## Supplied material
%%

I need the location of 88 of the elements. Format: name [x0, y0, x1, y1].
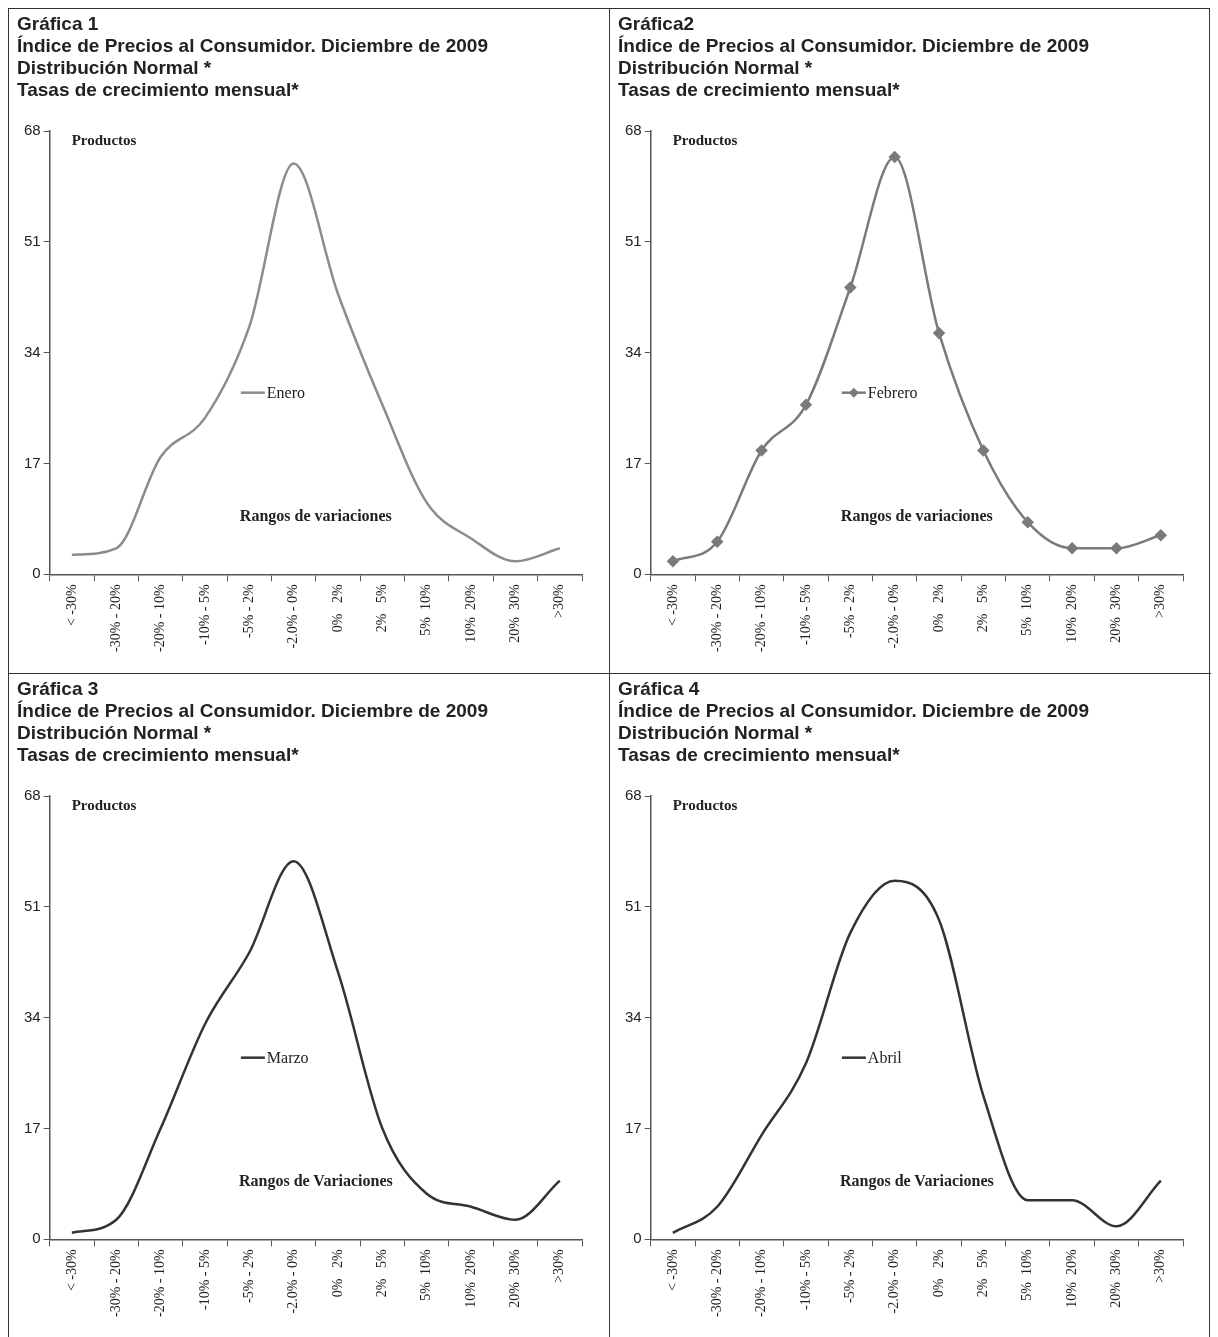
y-axis-title: Productos: [672, 796, 738, 813]
y-axis-title: Productos: [672, 131, 738, 148]
x-axis-title: Rangos de Variaciones: [238, 1171, 393, 1190]
y-tick-label: 0: [633, 1229, 642, 1247]
y-tick-label: 68: [24, 786, 41, 804]
y-tick-label: 0: [32, 1229, 41, 1247]
y-tick-label: 51: [625, 896, 642, 914]
chart-subtitle: Índice de Precios al Consumidor. Diciembre de 2009 Distribución Normal * Tasas de crecimiento mensual*: [618, 35, 1090, 101]
x-axis-title: Rangos de Variaciones: [839, 1171, 994, 1190]
x-tick-label: 0% 2%: [930, 1249, 946, 1298]
x-tick-label: -2.0% - 0%: [285, 584, 301, 649]
y-tick-label: 0: [32, 564, 41, 582]
x-tick-label: 5% 10%: [418, 584, 434, 636]
x-tick-label: -20% - 10%: [152, 1249, 168, 1318]
x-tick-label: 2% 5%: [374, 584, 390, 633]
x-axis-title: Rangos de variaciones: [239, 506, 392, 525]
x-tick-label: 2% 5%: [975, 584, 991, 633]
x-tick-label: -30% - 20%: [107, 1249, 123, 1318]
x-tick-label: 2% 5%: [374, 1249, 390, 1298]
x-tick-label: -10% - 5%: [797, 584, 813, 646]
y-tick-label: 34: [24, 342, 41, 360]
chart-title: Gráfica 4: [618, 678, 701, 700]
chart-title: Gráfica 3: [17, 678, 100, 700]
y-tick-label: 68: [24, 121, 41, 139]
y-tick-label: 68: [625, 121, 642, 139]
x-tick-label: 0% 2%: [329, 1249, 345, 1298]
x-tick-label: 20% 30%: [507, 1249, 523, 1308]
x-tick-label: 2% 5%: [975, 1249, 991, 1298]
x-tick-label: 5% 10%: [1019, 1249, 1035, 1301]
x-tick-label: -20% - 10%: [152, 584, 168, 653]
x-tick-label: -5% - 2%: [240, 1249, 256, 1304]
x-tick-label: -30% - 20%: [708, 1249, 724, 1318]
legend-label: Enero: [266, 383, 306, 401]
chart-title: Gráfica2: [618, 13, 696, 35]
x-tick-label: 20% 30%: [1108, 584, 1124, 643]
x-tick-label: -5% - 2%: [240, 584, 256, 639]
y-tick-label: 17: [625, 453, 642, 471]
x-tick-label: 20% 30%: [1108, 1249, 1124, 1308]
y-tick-label: 51: [24, 231, 41, 249]
x-tick-label: -10% - 5%: [196, 1249, 212, 1311]
x-tick-label: < -30%: [63, 1249, 79, 1292]
x-tick-label: 0% 2%: [329, 584, 345, 633]
x-tick-label: -20% - 10%: [753, 584, 769, 653]
x-tick-label: -30% - 20%: [107, 584, 123, 653]
y-tick-label: 51: [625, 231, 642, 249]
x-tick-label: >30%: [551, 1249, 567, 1283]
y-tick-label: 68: [625, 786, 642, 804]
x-tick-label: < -30%: [664, 1249, 680, 1292]
x-tick-label: -2.0% - 0%: [285, 1249, 301, 1314]
x-tick-label: 10% 20%: [1063, 1249, 1079, 1308]
y-tick-label: 17: [24, 453, 41, 471]
y-tick-label: 34: [24, 1007, 41, 1025]
y-tick-label: 17: [24, 1118, 41, 1136]
legend-label: Abril: [867, 1048, 903, 1066]
x-tick-label: 0% 2%: [930, 584, 946, 633]
x-tick-label: -2.0% - 0%: [886, 584, 902, 649]
x-tick-label: -10% - 5%: [797, 1249, 813, 1311]
y-tick-label: 51: [24, 896, 41, 914]
x-tick-label: < -30%: [664, 584, 680, 627]
chart-subtitle: Índice de Precios al Consumidor. Diciembre de 2009 Distribución Normal * Tasas de crecimiento mensual*: [17, 35, 489, 101]
y-axis-title: Productos: [71, 796, 137, 813]
y-tick-label: 34: [625, 342, 642, 360]
y-axis-title: Productos: [71, 131, 137, 148]
x-tick-label: -20% - 10%: [753, 1249, 769, 1318]
x-tick-label: 20% 30%: [507, 584, 523, 643]
y-tick-label: 17: [625, 1118, 642, 1136]
x-tick-label: -2.0% - 0%: [886, 1249, 902, 1314]
x-tick-label: 5% 10%: [1019, 584, 1035, 636]
x-tick-label: >30%: [1152, 1249, 1168, 1283]
chart-title: Gráfica 1: [17, 13, 100, 35]
chart-subtitle: Índice de Precios al Consumidor. Diciembre de 2009 Distribución Normal * Tasas de crecimiento mensual*: [618, 700, 1090, 766]
chart-subtitle: Índice de Precios al Consumidor. Diciembre de 2009 Distribución Normal * Tasas de crecimiento mensual*: [17, 700, 489, 766]
x-tick-label: >30%: [551, 584, 567, 618]
y-tick-label: 34: [625, 1007, 642, 1025]
x-tick-label: < -30%: [63, 584, 79, 627]
x-tick-label: -5% - 2%: [841, 584, 857, 639]
x-tick-label: >30%: [1152, 584, 1168, 618]
x-axis-title: Rangos de variaciones: [840, 506, 993, 525]
legend-label: Marzo: [266, 1048, 309, 1066]
x-tick-label: 10% 20%: [462, 584, 478, 643]
x-tick-label: -30% - 20%: [708, 584, 724, 653]
x-tick-label: -10% - 5%: [196, 584, 212, 646]
x-tick-label: -5% - 2%: [841, 1249, 857, 1304]
x-tick-label: 10% 20%: [1063, 584, 1079, 643]
x-tick-label: 10% 20%: [462, 1249, 478, 1308]
x-tick-label: 5% 10%: [418, 1249, 434, 1301]
legend-label: Febrero: [867, 383, 918, 401]
y-tick-label: 0: [633, 564, 642, 582]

%%

## Objective
Please pull every line of the data above out verbatim, omitting the pictures from your answer.

## Written answer
I need the location of 88 of the elements. Format: name [x0, y0, x1, y1].
y-axis-title: Productos: [672, 796, 738, 813]
y-axis-title: Productos: [672, 131, 738, 148]
x-axis-title: Rangos de Variaciones: [238, 1171, 393, 1190]
y-tick-label: 0: [633, 1229, 642, 1247]
y-tick-label: 68: [24, 786, 41, 804]
y-tick-label: 0: [32, 1229, 41, 1247]
y-tick-label: 51: [625, 896, 642, 914]
chart-subtitle: Índice de Precios al Consumidor. Diciembre de 2009 Distribución Normal * Tasas de crecimiento mensual*: [618, 35, 1090, 101]
x-axis-title: Rangos de Variaciones: [839, 1171, 994, 1190]
x-tick-label: 0% 2%: [930, 1249, 946, 1298]
x-tick-label: -2.0% - 0%: [285, 584, 301, 649]
y-tick-label: 0: [32, 564, 41, 582]
x-tick-label: 5% 10%: [418, 584, 434, 636]
x-tick-label: -20% - 10%: [152, 1249, 168, 1318]
x-tick-label: 2% 5%: [374, 584, 390, 633]
x-axis-title: Rangos de variaciones: [239, 506, 392, 525]
x-tick-label: 2% 5%: [975, 584, 991, 633]
x-tick-label: -30% - 20%: [107, 1249, 123, 1318]
x-tick-label: 2% 5%: [374, 1249, 390, 1298]
x-tick-label: -10% - 5%: [797, 584, 813, 646]
y-tick-label: 34: [24, 342, 41, 360]
chart-title: Gráfica 4: [618, 678, 701, 700]
chart-title: Gráfica 3: [17, 678, 100, 700]
y-tick-label: 68: [24, 121, 41, 139]
y-tick-label: 68: [625, 121, 642, 139]
x-tick-label: 0% 2%: [329, 1249, 345, 1298]
x-tick-label: 20% 30%: [507, 1249, 523, 1308]
x-tick-label: 2% 5%: [975, 1249, 991, 1298]
x-tick-label: 5% 10%: [1019, 1249, 1035, 1301]
x-tick-label: -20% - 10%: [152, 584, 168, 653]
x-tick-label: -5% - 2%: [240, 1249, 256, 1304]
x-tick-label: -30% - 20%: [708, 1249, 724, 1318]
legend-label: Enero: [266, 383, 306, 401]
chart-title: Gráfica2: [618, 13, 696, 35]
x-tick-label: 20% 30%: [1108, 584, 1124, 643]
x-tick-label: -5% - 2%: [240, 584, 256, 639]
y-tick-label: 17: [625, 453, 642, 471]
x-tick-label: 20% 30%: [1108, 1249, 1124, 1308]
y-tick-label: 51: [24, 231, 41, 249]
x-tick-label: -10% - 5%: [196, 1249, 212, 1311]
x-tick-label: < -30%: [63, 1249, 79, 1292]
x-tick-label: 0% 2%: [329, 584, 345, 633]
x-tick-label: -20% - 10%: [753, 584, 769, 653]
x-tick-label: -30% - 20%: [107, 584, 123, 653]
y-tick-label: 51: [625, 231, 642, 249]
x-tick-label: >30%: [551, 1249, 567, 1283]
y-tick-label: 68: [625, 786, 642, 804]
x-tick-label: < -30%: [664, 1249, 680, 1292]
x-tick-label: -2.0% - 0%: [285, 1249, 301, 1314]
x-tick-label: 10% 20%: [1063, 1249, 1079, 1308]
y-tick-label: 17: [24, 453, 41, 471]
y-tick-label: 34: [24, 1007, 41, 1025]
y-tick-label: 17: [24, 1118, 41, 1136]
legend-label: Abril: [867, 1048, 903, 1066]
x-tick-label: 0% 2%: [930, 584, 946, 633]
x-tick-label: -2.0% - 0%: [886, 584, 902, 649]
x-tick-label: -10% - 5%: [797, 1249, 813, 1311]
y-tick-label: 51: [24, 896, 41, 914]
x-tick-label: < -30%: [664, 584, 680, 627]
chart-subtitle: Índice de Precios al Consumidor. Diciembre de 2009 Distribución Normal * Tasas de crecimiento mensual*: [17, 35, 489, 101]
y-axis-title: Productos: [71, 796, 137, 813]
y-tick-label: 34: [625, 342, 642, 360]
y-axis-title: Productos: [71, 131, 137, 148]
x-tick-label: -20% - 10%: [753, 1249, 769, 1318]
x-tick-label: 20% 30%: [507, 584, 523, 643]
y-tick-label: 17: [625, 1118, 642, 1136]
x-tick-label: -2.0% - 0%: [886, 1249, 902, 1314]
x-tick-label: 5% 10%: [1019, 584, 1035, 636]
x-tick-label: >30%: [1152, 1249, 1168, 1283]
chart-title: Gráfica 1: [17, 13, 100, 35]
chart-subtitle: Índice de Precios al Consumidor. Diciembre de 2009 Distribución Normal * Tasas de crecimiento mensual*: [618, 700, 1090, 766]
chart-subtitle: Índice de Precios al Consumidor. Diciembre de 2009 Distribución Normal * Tasas de crecimiento mensual*: [17, 700, 489, 766]
x-tick-label: >30%: [551, 584, 567, 618]
y-tick-label: 34: [625, 1007, 642, 1025]
x-tick-label: < -30%: [63, 584, 79, 627]
x-tick-label: -5% - 2%: [841, 584, 857, 639]
x-tick-label: >30%: [1152, 584, 1168, 618]
x-axis-title: Rangos de variaciones: [840, 506, 993, 525]
legend-label: Marzo: [266, 1048, 309, 1066]
x-tick-label: 10% 20%: [462, 584, 478, 643]
x-tick-label: -30% - 20%: [708, 584, 724, 653]
x-tick-label: -10% - 5%: [196, 584, 212, 646]
x-tick-label: -5% - 2%: [841, 1249, 857, 1304]
x-tick-label: 10% 20%: [1063, 584, 1079, 643]
x-tick-label: 10% 20%: [462, 1249, 478, 1308]
x-tick-label: 5% 10%: [418, 1249, 434, 1301]
legend-label: Febrero: [867, 383, 918, 401]
y-tick-label: 0: [633, 564, 642, 582]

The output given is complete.